◆ DATA SHOWN:

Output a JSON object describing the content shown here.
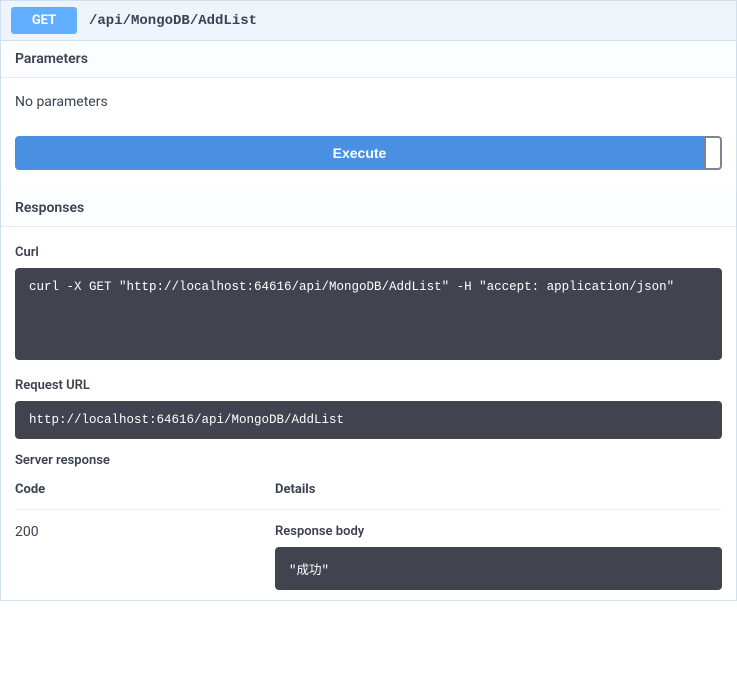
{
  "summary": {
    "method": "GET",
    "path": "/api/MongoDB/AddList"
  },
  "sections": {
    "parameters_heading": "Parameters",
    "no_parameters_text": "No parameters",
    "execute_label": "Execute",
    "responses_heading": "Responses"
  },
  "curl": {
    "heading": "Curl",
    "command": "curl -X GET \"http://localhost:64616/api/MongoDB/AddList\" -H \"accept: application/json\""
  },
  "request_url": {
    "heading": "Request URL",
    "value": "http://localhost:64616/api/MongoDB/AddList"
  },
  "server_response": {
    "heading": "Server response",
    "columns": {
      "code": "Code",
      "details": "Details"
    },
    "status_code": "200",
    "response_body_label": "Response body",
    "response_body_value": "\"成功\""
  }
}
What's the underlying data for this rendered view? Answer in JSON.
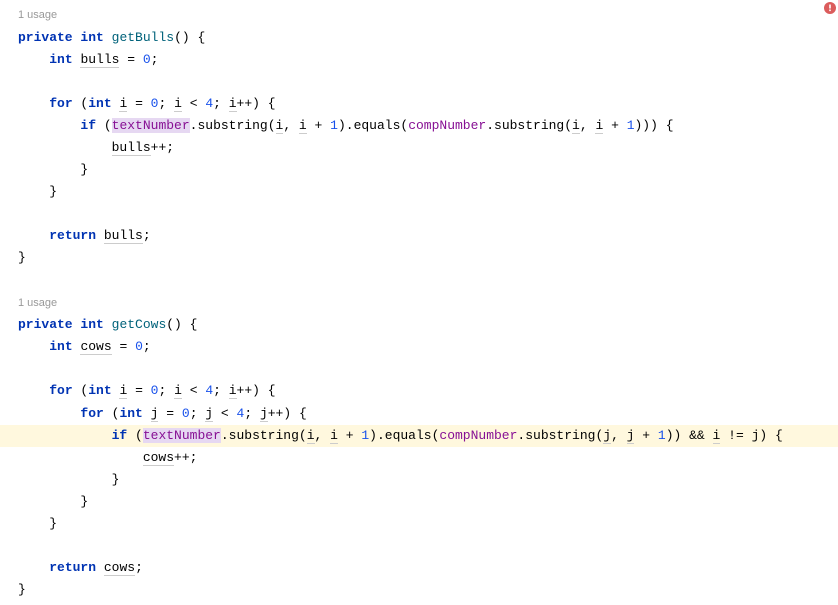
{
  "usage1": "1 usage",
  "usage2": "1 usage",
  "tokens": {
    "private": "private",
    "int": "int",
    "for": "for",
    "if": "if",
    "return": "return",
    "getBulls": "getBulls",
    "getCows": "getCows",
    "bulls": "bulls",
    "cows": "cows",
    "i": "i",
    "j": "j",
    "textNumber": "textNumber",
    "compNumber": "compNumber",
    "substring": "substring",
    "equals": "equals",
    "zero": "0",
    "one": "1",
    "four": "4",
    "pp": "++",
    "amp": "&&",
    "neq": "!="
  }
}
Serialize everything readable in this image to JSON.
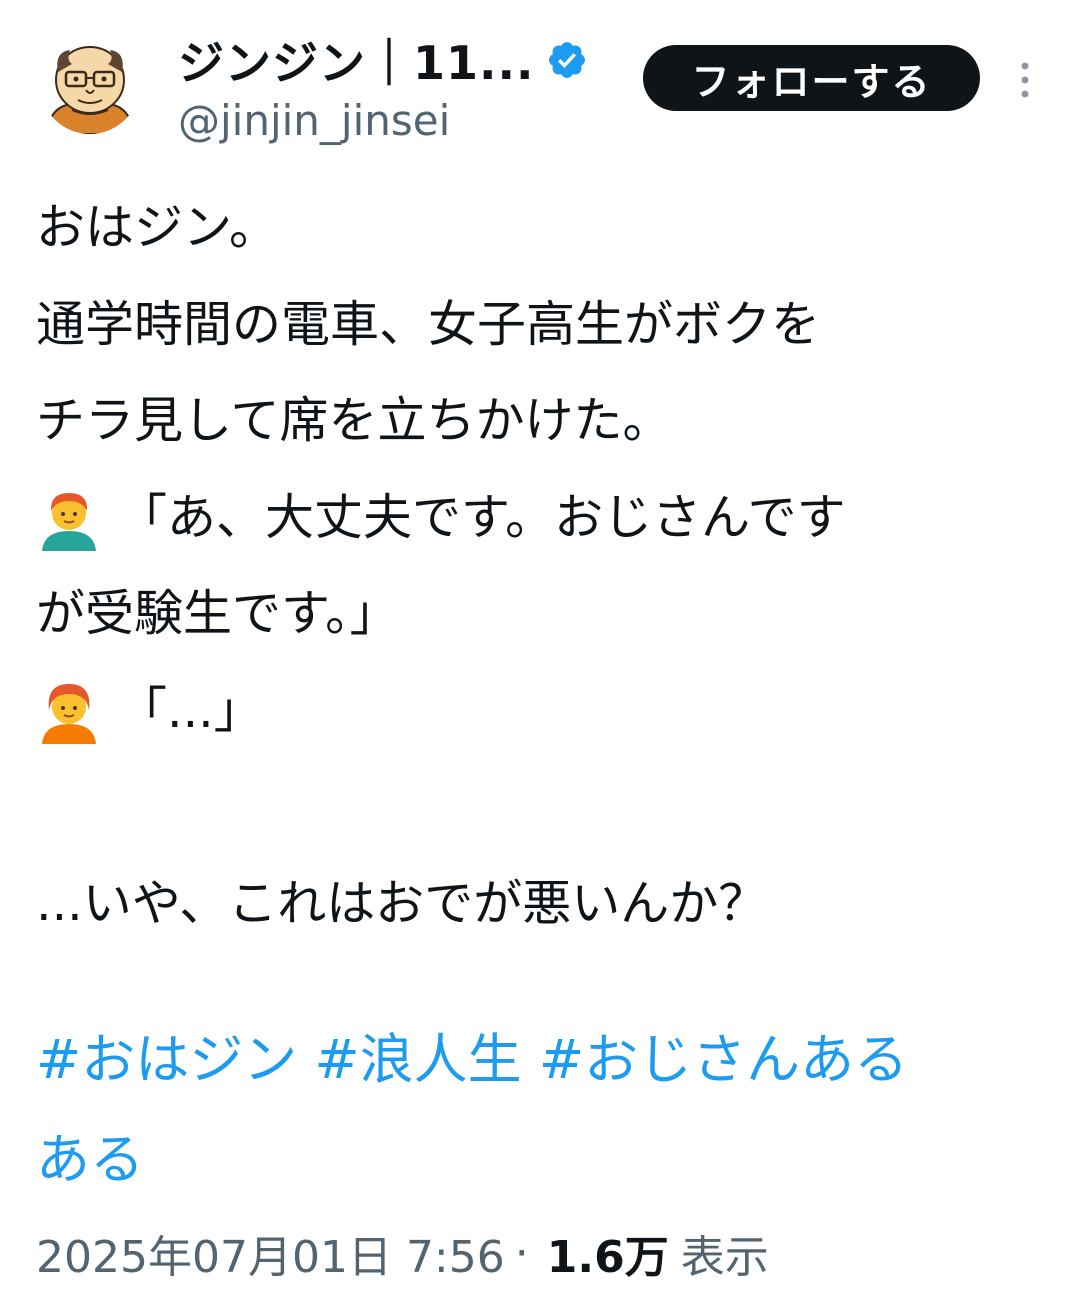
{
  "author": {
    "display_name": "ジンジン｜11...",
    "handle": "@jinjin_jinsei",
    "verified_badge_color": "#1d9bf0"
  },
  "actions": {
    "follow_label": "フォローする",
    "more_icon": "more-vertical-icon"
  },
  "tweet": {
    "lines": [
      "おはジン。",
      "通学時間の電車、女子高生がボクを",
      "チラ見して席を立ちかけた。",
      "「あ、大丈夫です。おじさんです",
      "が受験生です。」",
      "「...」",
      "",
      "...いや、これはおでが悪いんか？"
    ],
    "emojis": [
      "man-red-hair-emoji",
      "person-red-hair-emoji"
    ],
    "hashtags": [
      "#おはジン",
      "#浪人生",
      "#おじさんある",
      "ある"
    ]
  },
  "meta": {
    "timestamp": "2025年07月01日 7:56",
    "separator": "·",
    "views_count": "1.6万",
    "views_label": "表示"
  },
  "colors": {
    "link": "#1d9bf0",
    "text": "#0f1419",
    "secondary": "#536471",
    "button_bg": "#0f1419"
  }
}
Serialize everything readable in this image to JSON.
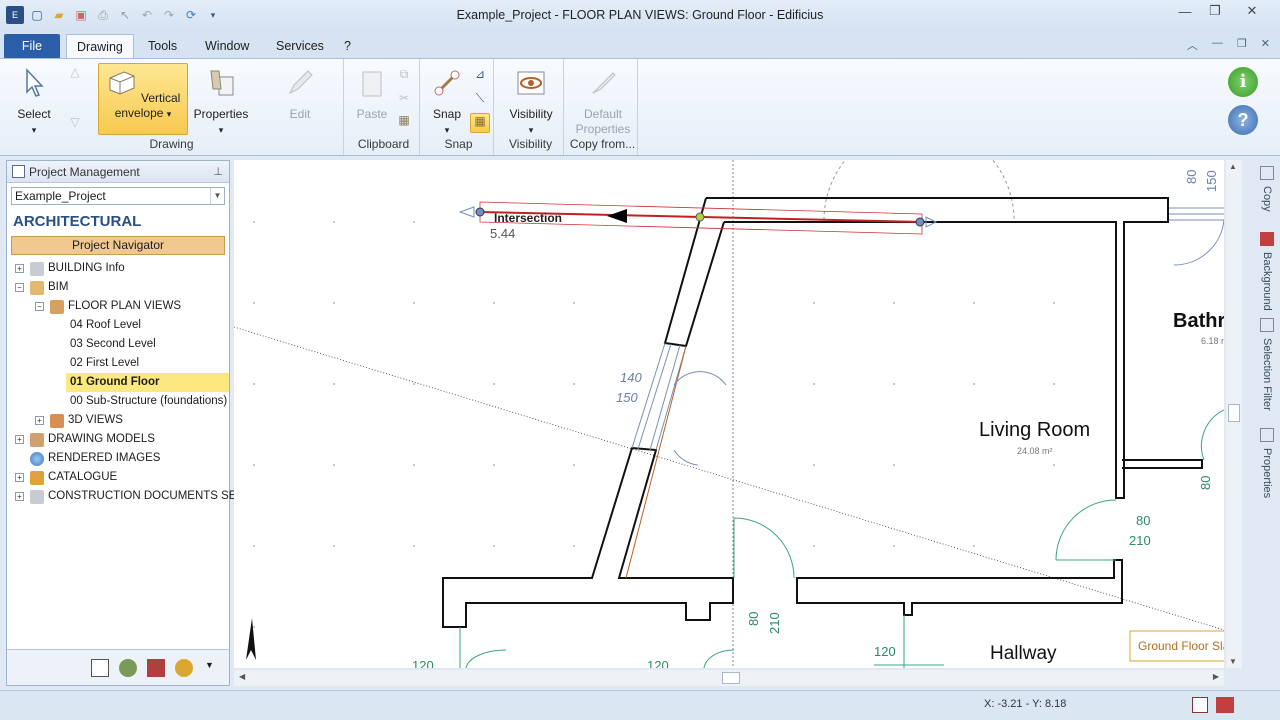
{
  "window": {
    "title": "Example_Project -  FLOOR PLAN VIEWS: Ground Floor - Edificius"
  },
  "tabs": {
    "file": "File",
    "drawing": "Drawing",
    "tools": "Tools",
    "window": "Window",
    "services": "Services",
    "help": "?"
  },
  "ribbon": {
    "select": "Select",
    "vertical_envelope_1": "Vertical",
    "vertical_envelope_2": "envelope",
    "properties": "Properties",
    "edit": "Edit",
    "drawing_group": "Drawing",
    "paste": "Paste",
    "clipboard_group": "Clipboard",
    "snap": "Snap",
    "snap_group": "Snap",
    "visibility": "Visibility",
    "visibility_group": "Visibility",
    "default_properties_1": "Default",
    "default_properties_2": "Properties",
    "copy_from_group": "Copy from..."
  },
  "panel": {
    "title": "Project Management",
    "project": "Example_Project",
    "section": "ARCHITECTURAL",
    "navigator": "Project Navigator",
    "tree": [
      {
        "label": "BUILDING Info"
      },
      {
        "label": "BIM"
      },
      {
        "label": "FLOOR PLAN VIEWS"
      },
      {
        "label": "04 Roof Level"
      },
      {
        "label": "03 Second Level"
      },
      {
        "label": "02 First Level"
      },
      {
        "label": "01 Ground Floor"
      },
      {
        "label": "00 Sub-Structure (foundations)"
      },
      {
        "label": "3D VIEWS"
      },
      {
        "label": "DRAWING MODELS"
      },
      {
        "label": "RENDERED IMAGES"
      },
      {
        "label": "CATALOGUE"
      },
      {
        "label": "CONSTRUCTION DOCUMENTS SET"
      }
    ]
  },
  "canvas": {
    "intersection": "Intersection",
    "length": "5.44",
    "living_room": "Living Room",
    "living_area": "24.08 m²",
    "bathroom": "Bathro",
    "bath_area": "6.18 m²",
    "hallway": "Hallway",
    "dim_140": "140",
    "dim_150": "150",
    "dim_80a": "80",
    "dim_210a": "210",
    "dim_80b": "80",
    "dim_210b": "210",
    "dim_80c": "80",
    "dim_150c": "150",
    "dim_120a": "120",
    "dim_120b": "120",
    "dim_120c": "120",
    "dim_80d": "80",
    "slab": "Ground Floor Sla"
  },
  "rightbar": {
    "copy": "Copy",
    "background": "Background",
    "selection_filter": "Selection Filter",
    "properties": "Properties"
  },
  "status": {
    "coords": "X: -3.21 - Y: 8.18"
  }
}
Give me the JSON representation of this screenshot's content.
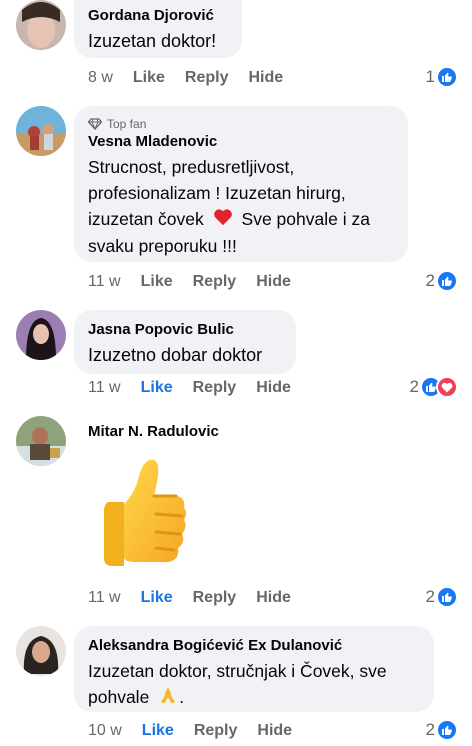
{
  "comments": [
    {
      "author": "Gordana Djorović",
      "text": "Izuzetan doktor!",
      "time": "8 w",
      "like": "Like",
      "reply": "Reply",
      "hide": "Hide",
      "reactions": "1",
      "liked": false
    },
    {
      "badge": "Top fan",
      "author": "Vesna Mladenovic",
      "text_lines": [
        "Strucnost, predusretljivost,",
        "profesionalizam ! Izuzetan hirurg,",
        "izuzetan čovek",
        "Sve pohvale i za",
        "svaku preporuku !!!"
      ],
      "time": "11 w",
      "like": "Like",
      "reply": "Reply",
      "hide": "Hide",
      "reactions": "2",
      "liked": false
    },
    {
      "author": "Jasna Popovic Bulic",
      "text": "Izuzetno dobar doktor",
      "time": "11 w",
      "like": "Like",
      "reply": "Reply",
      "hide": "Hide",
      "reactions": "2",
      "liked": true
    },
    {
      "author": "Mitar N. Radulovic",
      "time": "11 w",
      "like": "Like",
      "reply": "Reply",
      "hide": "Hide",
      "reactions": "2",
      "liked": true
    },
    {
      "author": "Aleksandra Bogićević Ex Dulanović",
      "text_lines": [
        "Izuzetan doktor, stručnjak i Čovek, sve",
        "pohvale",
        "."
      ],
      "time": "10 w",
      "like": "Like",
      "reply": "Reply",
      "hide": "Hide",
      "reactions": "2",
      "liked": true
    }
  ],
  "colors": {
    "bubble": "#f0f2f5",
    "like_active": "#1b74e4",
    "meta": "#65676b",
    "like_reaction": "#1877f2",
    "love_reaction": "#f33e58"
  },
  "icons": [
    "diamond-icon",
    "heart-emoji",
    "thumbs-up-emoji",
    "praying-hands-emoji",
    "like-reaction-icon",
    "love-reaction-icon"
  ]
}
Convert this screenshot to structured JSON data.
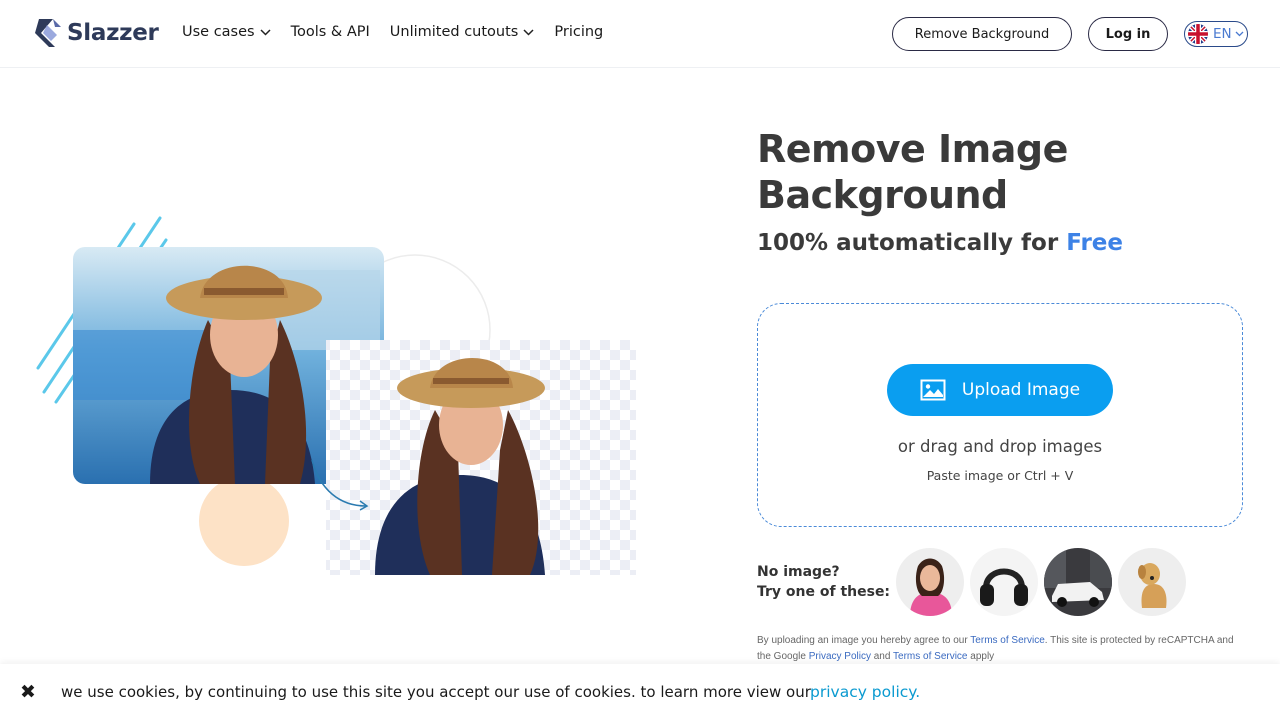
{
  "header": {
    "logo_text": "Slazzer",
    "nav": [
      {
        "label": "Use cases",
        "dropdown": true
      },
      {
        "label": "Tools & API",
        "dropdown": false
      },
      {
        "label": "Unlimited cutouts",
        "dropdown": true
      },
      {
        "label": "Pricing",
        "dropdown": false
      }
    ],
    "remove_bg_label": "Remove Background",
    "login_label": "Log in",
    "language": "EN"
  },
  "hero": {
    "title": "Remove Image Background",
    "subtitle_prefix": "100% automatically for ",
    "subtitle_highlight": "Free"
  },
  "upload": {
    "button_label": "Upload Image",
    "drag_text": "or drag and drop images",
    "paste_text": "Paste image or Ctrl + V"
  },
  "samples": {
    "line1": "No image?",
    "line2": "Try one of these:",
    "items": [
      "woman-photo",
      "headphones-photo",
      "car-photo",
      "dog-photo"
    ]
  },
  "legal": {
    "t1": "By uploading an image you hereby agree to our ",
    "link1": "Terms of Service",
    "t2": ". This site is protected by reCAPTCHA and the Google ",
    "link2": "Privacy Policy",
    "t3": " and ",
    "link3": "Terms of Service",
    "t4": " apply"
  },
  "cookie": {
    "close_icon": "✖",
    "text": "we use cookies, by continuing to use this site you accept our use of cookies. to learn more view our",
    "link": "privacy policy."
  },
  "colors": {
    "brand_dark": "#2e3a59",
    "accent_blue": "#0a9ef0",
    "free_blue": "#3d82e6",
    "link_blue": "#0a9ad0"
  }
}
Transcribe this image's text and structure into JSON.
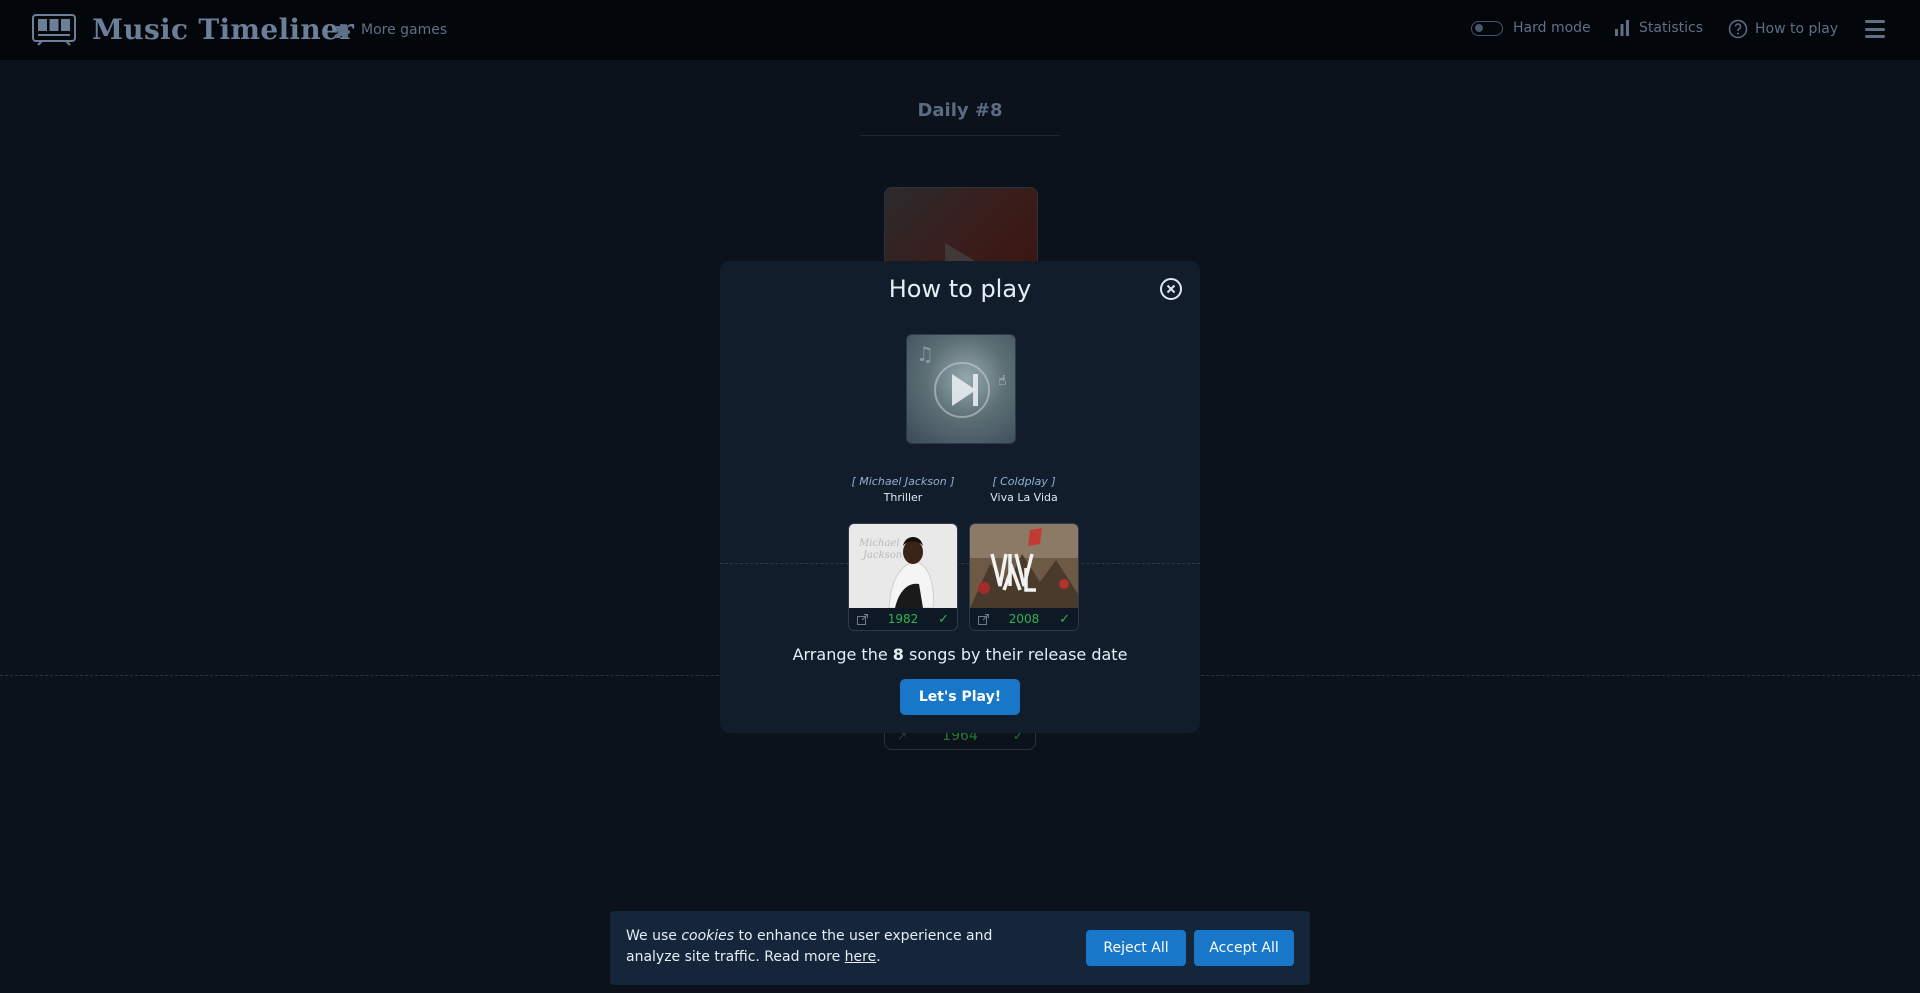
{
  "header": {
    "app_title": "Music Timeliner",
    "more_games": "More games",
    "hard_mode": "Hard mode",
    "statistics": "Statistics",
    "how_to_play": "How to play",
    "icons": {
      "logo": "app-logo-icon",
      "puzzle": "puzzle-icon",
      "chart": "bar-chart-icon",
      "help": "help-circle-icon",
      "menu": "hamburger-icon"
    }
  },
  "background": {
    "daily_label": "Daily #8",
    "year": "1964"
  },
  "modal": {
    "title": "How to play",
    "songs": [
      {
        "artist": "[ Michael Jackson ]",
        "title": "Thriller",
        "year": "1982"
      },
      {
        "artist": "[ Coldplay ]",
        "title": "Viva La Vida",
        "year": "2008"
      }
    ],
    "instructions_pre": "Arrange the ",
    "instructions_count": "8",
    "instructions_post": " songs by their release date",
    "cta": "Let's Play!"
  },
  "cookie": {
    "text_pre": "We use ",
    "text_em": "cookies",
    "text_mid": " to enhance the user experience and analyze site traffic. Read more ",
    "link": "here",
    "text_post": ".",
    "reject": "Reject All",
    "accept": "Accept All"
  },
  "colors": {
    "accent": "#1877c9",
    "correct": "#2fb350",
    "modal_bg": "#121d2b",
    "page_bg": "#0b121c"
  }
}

◆ AIM: Review the preceding data and report every line that includes the string "songs".

◆ COMPLETE OUTPUT:
    "songs": [
    "instructions_post": " songs by their release date",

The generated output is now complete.